GIVEN REQUEST » Copy the material word for word, from its first line through the line containing "figure-caption: Figure 1", including both of those lines.

RECORDS FOR THE EXERCISE »
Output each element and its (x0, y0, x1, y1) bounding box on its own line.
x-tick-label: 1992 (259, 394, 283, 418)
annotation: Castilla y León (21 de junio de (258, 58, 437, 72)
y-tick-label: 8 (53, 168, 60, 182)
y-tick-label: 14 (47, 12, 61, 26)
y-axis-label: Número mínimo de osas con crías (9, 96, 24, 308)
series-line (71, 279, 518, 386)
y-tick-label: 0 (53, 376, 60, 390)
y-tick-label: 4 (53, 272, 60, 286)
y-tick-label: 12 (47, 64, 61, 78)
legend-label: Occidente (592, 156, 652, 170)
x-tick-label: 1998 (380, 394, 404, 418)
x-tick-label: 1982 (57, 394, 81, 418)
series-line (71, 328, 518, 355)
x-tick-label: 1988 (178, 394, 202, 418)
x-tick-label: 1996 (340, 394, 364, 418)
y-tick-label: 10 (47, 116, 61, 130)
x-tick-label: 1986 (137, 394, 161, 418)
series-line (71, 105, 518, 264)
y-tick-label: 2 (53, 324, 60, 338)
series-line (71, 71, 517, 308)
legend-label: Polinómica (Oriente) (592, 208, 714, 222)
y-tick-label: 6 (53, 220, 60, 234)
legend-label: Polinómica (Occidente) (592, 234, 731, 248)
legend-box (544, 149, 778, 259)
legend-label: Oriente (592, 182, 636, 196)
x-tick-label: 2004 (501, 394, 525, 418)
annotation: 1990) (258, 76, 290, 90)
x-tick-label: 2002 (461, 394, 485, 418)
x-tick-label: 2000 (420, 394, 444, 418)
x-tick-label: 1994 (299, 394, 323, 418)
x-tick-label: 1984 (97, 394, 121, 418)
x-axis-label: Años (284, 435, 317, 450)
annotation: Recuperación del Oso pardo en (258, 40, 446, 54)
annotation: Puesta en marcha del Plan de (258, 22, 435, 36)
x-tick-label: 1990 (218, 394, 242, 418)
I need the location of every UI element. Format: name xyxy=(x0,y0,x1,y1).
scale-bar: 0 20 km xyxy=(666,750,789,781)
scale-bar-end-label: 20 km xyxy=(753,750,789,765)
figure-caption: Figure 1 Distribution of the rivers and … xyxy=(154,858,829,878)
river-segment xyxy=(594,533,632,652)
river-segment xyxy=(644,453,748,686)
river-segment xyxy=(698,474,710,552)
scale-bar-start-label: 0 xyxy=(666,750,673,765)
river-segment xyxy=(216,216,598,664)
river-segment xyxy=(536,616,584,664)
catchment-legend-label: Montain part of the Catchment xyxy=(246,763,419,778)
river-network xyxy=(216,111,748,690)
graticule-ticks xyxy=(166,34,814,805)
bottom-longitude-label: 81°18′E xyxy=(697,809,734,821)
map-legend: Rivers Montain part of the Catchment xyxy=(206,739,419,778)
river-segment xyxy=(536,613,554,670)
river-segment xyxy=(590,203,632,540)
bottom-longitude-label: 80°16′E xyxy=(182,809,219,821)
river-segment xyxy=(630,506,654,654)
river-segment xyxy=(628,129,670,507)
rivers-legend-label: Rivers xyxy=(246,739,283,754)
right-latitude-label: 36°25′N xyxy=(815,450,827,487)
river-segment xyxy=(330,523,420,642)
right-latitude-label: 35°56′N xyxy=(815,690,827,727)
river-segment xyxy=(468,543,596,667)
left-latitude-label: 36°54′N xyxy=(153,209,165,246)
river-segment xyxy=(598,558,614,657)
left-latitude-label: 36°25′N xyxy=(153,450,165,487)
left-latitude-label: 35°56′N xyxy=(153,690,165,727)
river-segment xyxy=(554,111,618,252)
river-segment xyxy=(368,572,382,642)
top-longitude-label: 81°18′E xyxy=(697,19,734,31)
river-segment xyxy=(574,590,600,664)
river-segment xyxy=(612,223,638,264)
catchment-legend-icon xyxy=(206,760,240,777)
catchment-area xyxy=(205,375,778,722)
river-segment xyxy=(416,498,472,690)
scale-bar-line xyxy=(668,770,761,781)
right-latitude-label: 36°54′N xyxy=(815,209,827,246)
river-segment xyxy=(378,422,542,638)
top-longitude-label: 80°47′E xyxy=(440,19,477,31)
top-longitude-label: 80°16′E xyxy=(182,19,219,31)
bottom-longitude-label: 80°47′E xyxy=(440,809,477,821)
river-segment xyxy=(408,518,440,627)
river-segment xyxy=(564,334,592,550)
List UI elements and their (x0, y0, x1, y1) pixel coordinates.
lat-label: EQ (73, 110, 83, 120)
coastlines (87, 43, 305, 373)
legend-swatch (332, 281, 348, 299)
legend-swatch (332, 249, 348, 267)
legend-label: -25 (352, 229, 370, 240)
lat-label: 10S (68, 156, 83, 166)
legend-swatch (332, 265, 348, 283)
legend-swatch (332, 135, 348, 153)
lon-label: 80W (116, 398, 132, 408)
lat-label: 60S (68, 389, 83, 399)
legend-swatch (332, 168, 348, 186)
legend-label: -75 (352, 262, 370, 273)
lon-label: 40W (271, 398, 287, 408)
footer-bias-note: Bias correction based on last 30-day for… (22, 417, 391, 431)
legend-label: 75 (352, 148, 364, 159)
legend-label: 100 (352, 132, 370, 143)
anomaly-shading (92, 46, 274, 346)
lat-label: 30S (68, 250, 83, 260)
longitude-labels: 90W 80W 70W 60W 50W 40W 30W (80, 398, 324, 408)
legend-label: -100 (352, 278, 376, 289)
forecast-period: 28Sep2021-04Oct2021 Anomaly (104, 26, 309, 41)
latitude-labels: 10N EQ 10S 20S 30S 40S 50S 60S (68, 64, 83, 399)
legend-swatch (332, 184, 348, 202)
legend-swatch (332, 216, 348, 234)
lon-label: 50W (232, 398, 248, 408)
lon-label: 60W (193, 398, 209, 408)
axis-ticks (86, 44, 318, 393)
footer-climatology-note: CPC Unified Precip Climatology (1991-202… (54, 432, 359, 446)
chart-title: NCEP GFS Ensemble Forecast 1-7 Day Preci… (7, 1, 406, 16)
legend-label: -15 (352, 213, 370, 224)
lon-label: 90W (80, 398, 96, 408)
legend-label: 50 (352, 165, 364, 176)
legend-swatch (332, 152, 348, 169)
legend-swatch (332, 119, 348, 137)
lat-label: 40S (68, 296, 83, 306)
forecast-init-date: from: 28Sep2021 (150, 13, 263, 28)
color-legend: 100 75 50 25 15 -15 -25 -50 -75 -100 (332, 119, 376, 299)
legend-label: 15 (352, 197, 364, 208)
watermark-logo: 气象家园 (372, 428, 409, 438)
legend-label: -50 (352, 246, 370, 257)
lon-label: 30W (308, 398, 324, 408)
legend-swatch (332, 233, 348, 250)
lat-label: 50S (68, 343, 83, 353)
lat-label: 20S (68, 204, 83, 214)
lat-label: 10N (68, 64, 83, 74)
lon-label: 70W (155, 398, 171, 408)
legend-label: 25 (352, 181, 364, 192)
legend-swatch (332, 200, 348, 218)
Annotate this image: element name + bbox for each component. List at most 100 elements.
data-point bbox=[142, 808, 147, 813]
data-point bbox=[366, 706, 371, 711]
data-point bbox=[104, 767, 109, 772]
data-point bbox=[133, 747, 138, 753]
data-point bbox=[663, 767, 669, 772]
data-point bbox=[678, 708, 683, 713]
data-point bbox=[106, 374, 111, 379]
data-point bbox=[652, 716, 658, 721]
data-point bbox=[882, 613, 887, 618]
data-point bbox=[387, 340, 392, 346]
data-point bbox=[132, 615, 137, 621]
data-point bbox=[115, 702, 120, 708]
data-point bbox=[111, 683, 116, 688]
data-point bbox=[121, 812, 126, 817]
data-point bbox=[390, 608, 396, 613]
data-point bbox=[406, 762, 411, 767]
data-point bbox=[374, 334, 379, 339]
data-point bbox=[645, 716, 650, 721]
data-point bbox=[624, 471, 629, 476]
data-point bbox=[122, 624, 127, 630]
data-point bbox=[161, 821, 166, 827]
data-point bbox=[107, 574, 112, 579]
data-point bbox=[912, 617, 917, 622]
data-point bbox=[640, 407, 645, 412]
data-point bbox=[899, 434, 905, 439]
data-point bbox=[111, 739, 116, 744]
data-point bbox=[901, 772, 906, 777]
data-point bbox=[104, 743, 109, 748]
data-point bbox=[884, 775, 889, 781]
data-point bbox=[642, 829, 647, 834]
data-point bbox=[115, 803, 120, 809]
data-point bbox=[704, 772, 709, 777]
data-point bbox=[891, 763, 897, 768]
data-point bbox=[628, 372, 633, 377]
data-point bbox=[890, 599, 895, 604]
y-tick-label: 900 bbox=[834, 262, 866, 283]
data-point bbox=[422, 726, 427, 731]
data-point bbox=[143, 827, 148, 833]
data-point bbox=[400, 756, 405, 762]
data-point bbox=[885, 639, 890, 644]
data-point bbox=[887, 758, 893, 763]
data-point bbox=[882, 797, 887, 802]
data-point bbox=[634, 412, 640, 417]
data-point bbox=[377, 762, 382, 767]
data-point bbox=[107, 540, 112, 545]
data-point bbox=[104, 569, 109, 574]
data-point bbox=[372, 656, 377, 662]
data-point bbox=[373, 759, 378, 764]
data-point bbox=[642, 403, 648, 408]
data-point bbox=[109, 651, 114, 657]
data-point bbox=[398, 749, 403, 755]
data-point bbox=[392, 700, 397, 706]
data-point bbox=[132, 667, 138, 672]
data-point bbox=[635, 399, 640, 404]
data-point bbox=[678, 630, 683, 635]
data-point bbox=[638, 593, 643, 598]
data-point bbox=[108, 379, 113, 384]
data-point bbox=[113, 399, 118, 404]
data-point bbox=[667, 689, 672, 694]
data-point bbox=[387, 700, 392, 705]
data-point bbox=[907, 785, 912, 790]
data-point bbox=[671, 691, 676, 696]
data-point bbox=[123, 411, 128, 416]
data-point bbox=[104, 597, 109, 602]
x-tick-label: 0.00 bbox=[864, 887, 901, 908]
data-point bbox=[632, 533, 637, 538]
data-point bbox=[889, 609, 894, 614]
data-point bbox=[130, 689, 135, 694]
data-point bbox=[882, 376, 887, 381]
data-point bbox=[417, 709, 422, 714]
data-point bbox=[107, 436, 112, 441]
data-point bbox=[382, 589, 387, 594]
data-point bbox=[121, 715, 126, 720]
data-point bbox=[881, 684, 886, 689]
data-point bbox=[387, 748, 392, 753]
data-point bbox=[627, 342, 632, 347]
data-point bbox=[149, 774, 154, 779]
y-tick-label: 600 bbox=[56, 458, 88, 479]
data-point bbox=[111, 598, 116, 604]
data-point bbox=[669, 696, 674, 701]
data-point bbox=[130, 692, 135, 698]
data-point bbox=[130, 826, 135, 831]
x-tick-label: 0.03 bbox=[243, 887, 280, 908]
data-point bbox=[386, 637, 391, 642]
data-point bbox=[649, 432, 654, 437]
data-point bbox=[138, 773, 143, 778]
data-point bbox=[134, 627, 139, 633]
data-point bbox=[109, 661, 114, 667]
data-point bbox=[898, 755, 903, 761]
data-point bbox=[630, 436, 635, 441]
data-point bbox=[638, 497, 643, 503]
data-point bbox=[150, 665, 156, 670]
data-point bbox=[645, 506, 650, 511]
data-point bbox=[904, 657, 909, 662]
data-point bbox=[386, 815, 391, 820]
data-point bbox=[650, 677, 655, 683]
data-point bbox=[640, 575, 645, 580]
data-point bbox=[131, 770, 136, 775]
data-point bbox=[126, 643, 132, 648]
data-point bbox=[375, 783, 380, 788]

SOLUTION FOR THIS PROBLEM »
Output each element and its (x0, y0, x1, y1) bounding box on its own line.
x-tick-label: 1992 (259, 394, 283, 418)
annotation: Castilla y León (21 de junio de (258, 58, 437, 72)
y-tick-label: 8 (53, 168, 60, 182)
y-tick-label: 14 (47, 12, 61, 26)
y-axis-label: Número mínimo de osas con crías (9, 96, 24, 308)
series-line (71, 279, 518, 386)
y-tick-label: 0 (53, 376, 60, 390)
y-tick-label: 4 (53, 272, 60, 286)
y-tick-label: 12 (47, 64, 61, 78)
legend-label: Occidente (592, 156, 652, 170)
x-tick-label: 1998 (380, 394, 404, 418)
x-tick-label: 1982 (57, 394, 81, 418)
series-line (71, 328, 518, 355)
x-tick-label: 1988 (178, 394, 202, 418)
x-tick-label: 1996 (340, 394, 364, 418)
y-tick-label: 10 (47, 116, 61, 130)
x-tick-label: 1986 (137, 394, 161, 418)
series-line (71, 105, 518, 264)
y-tick-label: 2 (53, 324, 60, 338)
series-line (71, 71, 517, 308)
legend-label: Polinómica (Oriente) (592, 208, 714, 222)
y-tick-label: 6 (53, 220, 60, 234)
legend-label: Polinómica (Occidente) (592, 234, 731, 248)
legend-box (544, 149, 778, 259)
legend-label: Oriente (592, 182, 636, 196)
x-tick-label: 2004 (501, 394, 525, 418)
annotation: 1990) (258, 76, 290, 90)
x-tick-label: 2002 (461, 394, 485, 418)
x-tick-label: 2000 (420, 394, 444, 418)
x-tick-label: 1994 (299, 394, 323, 418)
x-tick-label: 1984 (97, 394, 121, 418)
x-axis-label: Años (284, 435, 317, 450)
annotation: Recuperación del Oso pardo en (258, 40, 446, 54)
annotation: Puesta en marcha del Plan de (258, 22, 435, 36)
x-tick-label: 1990 (218, 394, 242, 418)
I need the location of every UI element. Format: name xyxy=(x0,y0,x1,y1).
scale-bar: 0 20 km xyxy=(666,750,789,781)
scale-bar-end-label: 20 km xyxy=(753,750,789,765)
figure-caption: Figure 1 Distribution of the rivers and … xyxy=(154,858,829,878)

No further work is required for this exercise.